## EXERCISE
Rewrite the records below with every "user-icon" changed to "person-icon" and everything else unchanged. Leave out the pictures.

## ENTRIES
▽

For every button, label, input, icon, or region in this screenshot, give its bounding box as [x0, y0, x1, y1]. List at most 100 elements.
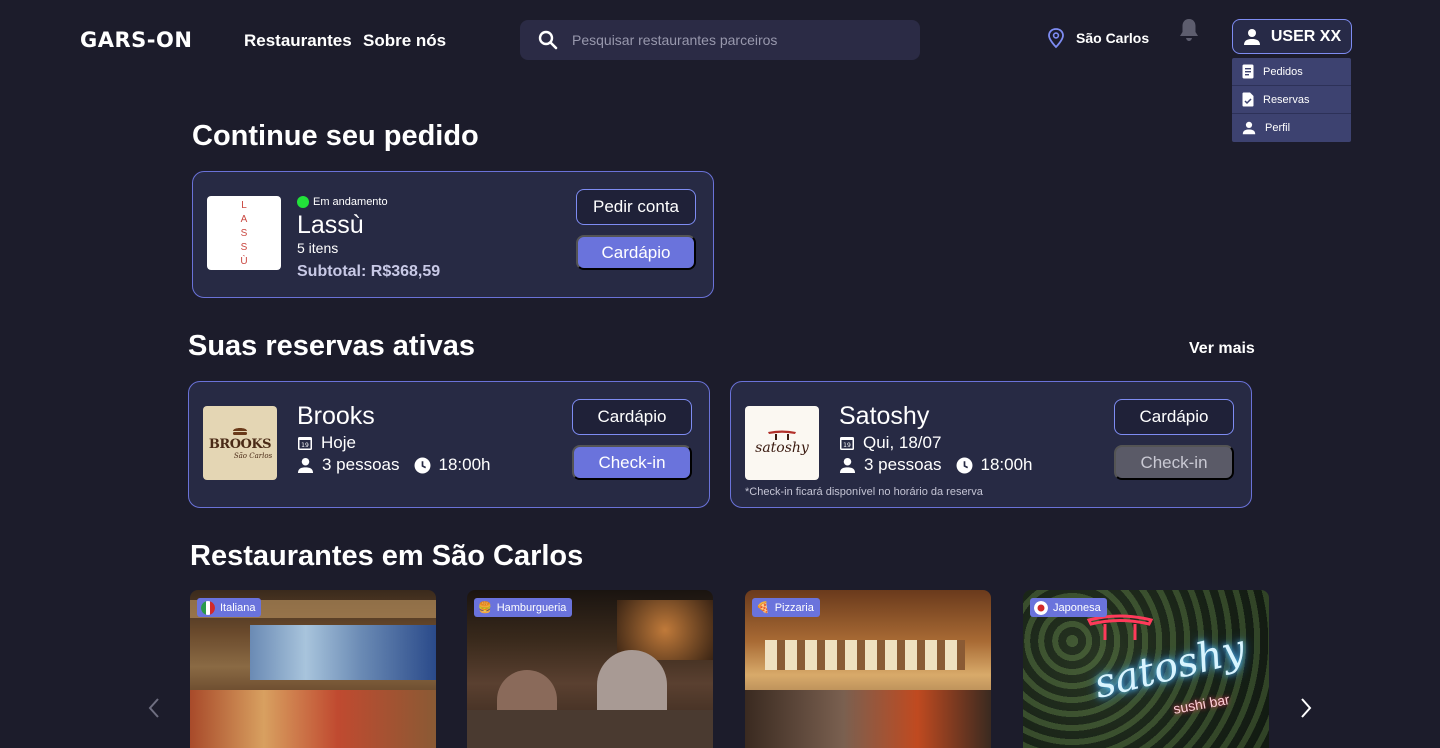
- reservation-menu-button[interactable]: Cardápio: [1114, 399, 1234, 435]
- menu-item-perfil[interactable]: Perfil: [1232, 114, 1351, 142]
- reservation-date: 19 Hoje: [297, 433, 356, 453]
- nav-sobre-nos[interactable]: Sobre nós: [363, 31, 446, 51]
- location-label: São Carlos: [1076, 30, 1150, 46]
- burger-emoji-icon: 🍔: [478, 602, 492, 614]
- dining-tables: [467, 710, 713, 748]
- italy-flag-icon: [201, 600, 215, 615]
- search-bar[interactable]: [520, 20, 920, 60]
- status-text: Em andamento: [313, 196, 388, 208]
- restaurant-card[interactable]: 🍕 Pizzaria: [745, 590, 991, 748]
- category-label: Italiana: [220, 601, 256, 614]
- torii-icon: [768, 430, 796, 440]
- svg-text:19: 19: [843, 442, 851, 449]
- section-title-order: Continue seu pedido: [192, 120, 479, 152]
- search-input[interactable]: [572, 32, 902, 48]
- brooks-logo-text: BROOKS: [208, 437, 272, 452]
- menu-item-reservas[interactable]: Reservas: [1232, 86, 1351, 114]
- user-icon: [297, 457, 314, 473]
- satoshy-logo-text: satoshy: [755, 440, 809, 456]
- checkin-note: *Check-in ficará disponível no horário d…: [745, 486, 983, 498]
- calendar-icon: 19: [840, 437, 854, 450]
- nav-restaurantes[interactable]: Restaurantes: [244, 31, 352, 51]
- category-label: Hamburgueria: [496, 601, 567, 614]
- location-selector[interactable]: São Carlos: [1046, 27, 1149, 49]
- reservation-people: 3 pessoas: [322, 455, 400, 474]
- map-pin-icon: [1048, 28, 1064, 49]
- japan-flag-icon: [1034, 600, 1048, 615]
- chevron-left-icon[interactable]: [146, 696, 162, 720]
- restaurant-card[interactable]: satoshy sushi bar Japonesa: [1023, 590, 1269, 748]
- reservation-details: 3 pessoas 18:00h: [297, 455, 491, 475]
- order-subtotal: Subtotal: R$368,59: [297, 263, 441, 280]
- category-label: Japonesa: [1053, 601, 1101, 614]
- window-view: [250, 625, 436, 680]
- reservation-time: 18:00h: [438, 455, 491, 474]
- reservation-people: 3 pessoas: [864, 455, 942, 474]
- category-tag: Japonesa: [1030, 598, 1107, 617]
- order-card: L A S S Ù Em andamento Lassù 5 itens Sub…: [192, 171, 714, 298]
- category-label: Pizzaria: [774, 601, 814, 614]
- lassu-logo-letters: L A S S Ù: [207, 196, 281, 268]
- logo-letter: A: [240, 214, 248, 225]
- reservation-time: 18:00h: [980, 455, 1033, 474]
- see-more-link[interactable]: Ver mais: [1189, 340, 1255, 358]
- reservation-day: Qui, 18/07: [863, 433, 942, 452]
- dining-area: [745, 690, 991, 748]
- menu-item-label: Reservas: [1263, 93, 1310, 106]
- reservation-details: 3 pessoas 18:00h: [839, 455, 1033, 475]
- status-dot: [297, 196, 309, 208]
- checkin-button[interactable]: Check-in: [572, 445, 692, 480]
- logo-letter: S: [240, 228, 248, 239]
- clock-icon: [414, 457, 430, 473]
- logo-letter: L: [241, 200, 247, 211]
- clock-icon: [956, 457, 972, 473]
- user-icon: [1243, 28, 1260, 45]
- menu-item-label: Pedidos: [1263, 65, 1303, 78]
- logo[interactable]: GARS-ON: [80, 28, 192, 52]
- dining-tables: [190, 690, 436, 748]
- restaurant-card[interactable]: Italiana: [190, 590, 436, 748]
- menu-item-label: Perfil: [1265, 122, 1291, 134]
- bell-icon: [1180, 19, 1198, 41]
- order-restaurant-name: Lassù: [297, 211, 364, 239]
- wall-frames: [765, 640, 965, 670]
- reservation-card-satoshy: satoshy Satoshy 19 Qui, 18/07 3 pessoas …: [730, 381, 1252, 508]
- search-icon: [538, 30, 558, 50]
- burger-icon: [233, 428, 247, 435]
- reservation-name: Brooks: [297, 402, 375, 430]
- reservation-date: 19 Qui, 18/07: [839, 433, 941, 453]
- restaurant-card[interactable]: 🍔 Hamburgueria: [467, 590, 713, 748]
- checkin-button-disabled[interactable]: Check-in: [1114, 445, 1234, 480]
- status-badge: Em andamento: [297, 196, 388, 208]
- reservation-day: Hoje: [321, 433, 356, 452]
- checklist-icon: [1242, 92, 1254, 107]
- order-menu-button[interactable]: Cardápio: [576, 235, 696, 270]
- user-icon: [839, 457, 856, 473]
- user-label: USER XX: [1270, 27, 1342, 45]
- order-items-count: 5 itens: [297, 240, 339, 256]
- category-tag: 🍕 Pizzaria: [752, 598, 820, 617]
- menu-item-pedidos[interactable]: Pedidos: [1232, 58, 1351, 86]
- logo-text: GARS-ON: [80, 28, 193, 52]
- user-menu-button[interactable]: USER XX: [1232, 19, 1352, 54]
- category-tag: 🍔 Hamburgueria: [474, 598, 573, 617]
- satoshy-logo: satoshy: [745, 406, 819, 480]
- svg-text:19: 19: [301, 442, 309, 449]
- brooks-logo-sub: São Carlos: [233, 452, 273, 460]
- logo-letter: S: [240, 242, 248, 253]
- chevron-right-icon[interactable]: [1298, 696, 1314, 720]
- calendar-icon: 19: [298, 437, 312, 450]
- section-title-restaurants: Restaurantes em São Carlos: [190, 540, 584, 572]
- reservation-card-brooks: BROOKS São Carlos Brooks 19 Hoje 3 pesso…: [188, 381, 710, 508]
- brooks-logo: BROOKS São Carlos: [203, 406, 277, 480]
- logo-letter: Ù: [240, 256, 248, 267]
- category-tag: Italiana: [197, 598, 262, 617]
- user-icon: [1242, 121, 1256, 135]
- notifications-button[interactable]: [1178, 17, 1200, 48]
- document-icon: [1242, 64, 1254, 79]
- reservation-menu-button[interactable]: Cardápio: [572, 399, 692, 435]
- reservation-name: Satoshy: [839, 402, 930, 430]
- user-dropdown: Pedidos Reservas Perfil: [1232, 58, 1351, 142]
- request-bill-button[interactable]: Pedir conta: [576, 189, 696, 225]
- section-title-reservations: Suas reservas ativas: [188, 330, 475, 362]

△

## CORRECT ANSWER
For every button, label, input, icon, or region in this screenshot, give its bounding box as [x0, y0, x1, y1]. List at most 100 elements.
- reservation-menu-button[interactable]: Cardápio: [1114, 399, 1234, 435]
- menu-item-perfil[interactable]: Perfil: [1232, 114, 1351, 142]
- reservation-date: 19 Hoje: [297, 433, 356, 453]
- nav-sobre-nos[interactable]: Sobre nós: [363, 31, 446, 51]
- location-label: São Carlos: [1076, 30, 1150, 46]
- burger-emoji-icon: 🍔: [478, 602, 492, 614]
- dining-tables: [467, 710, 713, 748]
- italy-flag-icon: [201, 600, 215, 615]
- search-bar[interactable]: [520, 20, 920, 60]
- status-text: Em andamento: [313, 196, 388, 208]
- restaurant-card[interactable]: 🍕 Pizzaria: [745, 590, 991, 748]
- category-label: Italiana: [220, 601, 256, 614]
- torii-icon: [768, 430, 796, 440]
- svg-text:19: 19: [843, 442, 851, 449]
- section-title-order: Continue seu pedido: [192, 120, 479, 152]
- search-input[interactable]: [572, 32, 902, 48]
- brooks-logo-text: BROOKS: [208, 437, 272, 452]
- menu-item-reservas[interactable]: Reservas: [1232, 86, 1351, 114]
- person-icon: [297, 457, 314, 473]
- satoshy-logo-text: satoshy: [755, 440, 809, 456]
- checkin-note: *Check-in ficará disponível no horário d…: [745, 486, 983, 498]
- calendar-icon: 19: [840, 437, 854, 450]
- nav-restaurantes[interactable]: Restaurantes: [244, 31, 352, 51]
- category-label: Hamburgueria: [496, 601, 567, 614]
- location-selector[interactable]: São Carlos: [1046, 27, 1149, 49]
- reservation-people: 3 pessoas: [322, 455, 400, 474]
- map-pin-icon: [1048, 28, 1064, 49]
- japan-flag-icon: [1034, 600, 1048, 615]
- chevron-left-icon[interactable]: [146, 696, 162, 720]
- restaurant-card[interactable]: satoshy sushi bar Japonesa: [1023, 590, 1269, 748]
- reservation-details: 3 pessoas 18:00h: [297, 455, 491, 475]
- order-subtotal: Subtotal: R$368,59: [297, 263, 441, 280]
- category-label: Japonesa: [1053, 601, 1101, 614]
- window-view: [250, 625, 436, 680]
- reservation-time: 18:00h: [438, 455, 491, 474]
- reservation-people: 3 pessoas: [864, 455, 942, 474]
- category-tag: Japonesa: [1030, 598, 1107, 617]
- order-card: L A S S Ù Em andamento Lassù 5 itens Sub…: [192, 171, 714, 298]
- category-label: Pizzaria: [774, 601, 814, 614]
- lassu-logo-letters: L A S S Ù: [207, 196, 281, 268]
- logo-letter: A: [240, 214, 248, 225]
- reservation-time: 18:00h: [980, 455, 1033, 474]
- see-more-link[interactable]: Ver mais: [1189, 340, 1255, 358]
- reservation-day: Qui, 18/07: [863, 433, 942, 452]
- dining-area: [745, 690, 991, 748]
- menu-item-label: Reservas: [1263, 93, 1310, 106]
- reservation-details: 3 pessoas 18:00h: [839, 455, 1033, 475]
- status-dot: [297, 196, 309, 208]
- checkin-button[interactable]: Check-in: [572, 445, 692, 480]
- logo-letter: S: [240, 228, 248, 239]
- clock-icon: [414, 457, 430, 473]
- logo-letter: L: [241, 200, 247, 211]
- clock-icon: [956, 457, 972, 473]
- person-icon: [1243, 28, 1260, 45]
- menu-item-label: Pedidos: [1263, 65, 1303, 78]
- logo[interactable]: GARS-ON: [80, 28, 192, 52]
- dining-tables: [190, 690, 436, 748]
- restaurant-card[interactable]: Italiana: [190, 590, 436, 748]
- menu-item-label: Perfil: [1265, 122, 1291, 134]
- bell-icon: [1180, 19, 1198, 41]
- order-restaurant-name: Lassù: [297, 211, 364, 239]
- wall-frames: [765, 640, 965, 670]
- reservation-card-satoshy: satoshy Satoshy 19 Qui, 18/07 3 pessoas …: [730, 381, 1252, 508]
- search-icon: [538, 30, 558, 50]
- burger-icon: [233, 428, 247, 435]
- reservation-name: Brooks: [297, 402, 375, 430]
- reservation-date: 19 Qui, 18/07: [839, 433, 941, 453]
- restaurant-card[interactable]: 🍔 Hamburgueria: [467, 590, 713, 748]
- checkin-button-disabled[interactable]: Check-in: [1114, 445, 1234, 480]
- status-badge: Em andamento: [297, 196, 388, 208]
- reservation-day: Hoje: [321, 433, 356, 452]
- checklist-icon: [1242, 92, 1254, 107]
- order-menu-button[interactable]: Cardápio: [576, 235, 696, 270]
- person-icon: [839, 457, 856, 473]
- user-label: USER XX: [1270, 27, 1342, 45]
- order-items-count: 5 itens: [297, 240, 339, 256]
- category-tag: 🍕 Pizzaria: [752, 598, 820, 617]
- menu-item-pedidos[interactable]: Pedidos: [1232, 58, 1351, 86]
- logo-text: GARS-ON: [80, 28, 193, 52]
- user-menu-button[interactable]: USER XX: [1232, 19, 1352, 54]
- category-tag: 🍔 Hamburgueria: [474, 598, 573, 617]
- satoshy-logo: satoshy: [745, 406, 819, 480]
- svg-text:19: 19: [301, 442, 309, 449]
- brooks-logo-sub: São Carlos: [233, 452, 273, 460]
- logo-letter: S: [240, 242, 248, 253]
- chevron-right-icon[interactable]: [1298, 696, 1314, 720]
- calendar-icon: 19: [298, 437, 312, 450]
- section-title-restaurants: Restaurantes em São Carlos: [190, 540, 584, 572]
- reservation-card-brooks: BROOKS São Carlos Brooks 19 Hoje 3 pesso…: [188, 381, 710, 508]
- brooks-logo: BROOKS São Carlos: [203, 406, 277, 480]
- logo-letter: Ù: [240, 256, 248, 267]
- category-tag: Italiana: [197, 598, 262, 617]
- person-icon: [1242, 121, 1256, 135]
- notifications-button[interactable]: [1178, 17, 1200, 48]
- document-icon: [1242, 64, 1254, 79]
- reservation-menu-button[interactable]: Cardápio: [572, 399, 692, 435]
- reservation-name: Satoshy: [839, 402, 930, 430]
- user-dropdown: Pedidos Reservas Perfil: [1232, 58, 1351, 142]
- request-bill-button[interactable]: Pedir conta: [576, 189, 696, 225]
- section-title-reservations: Suas reservas ativas: [188, 330, 475, 362]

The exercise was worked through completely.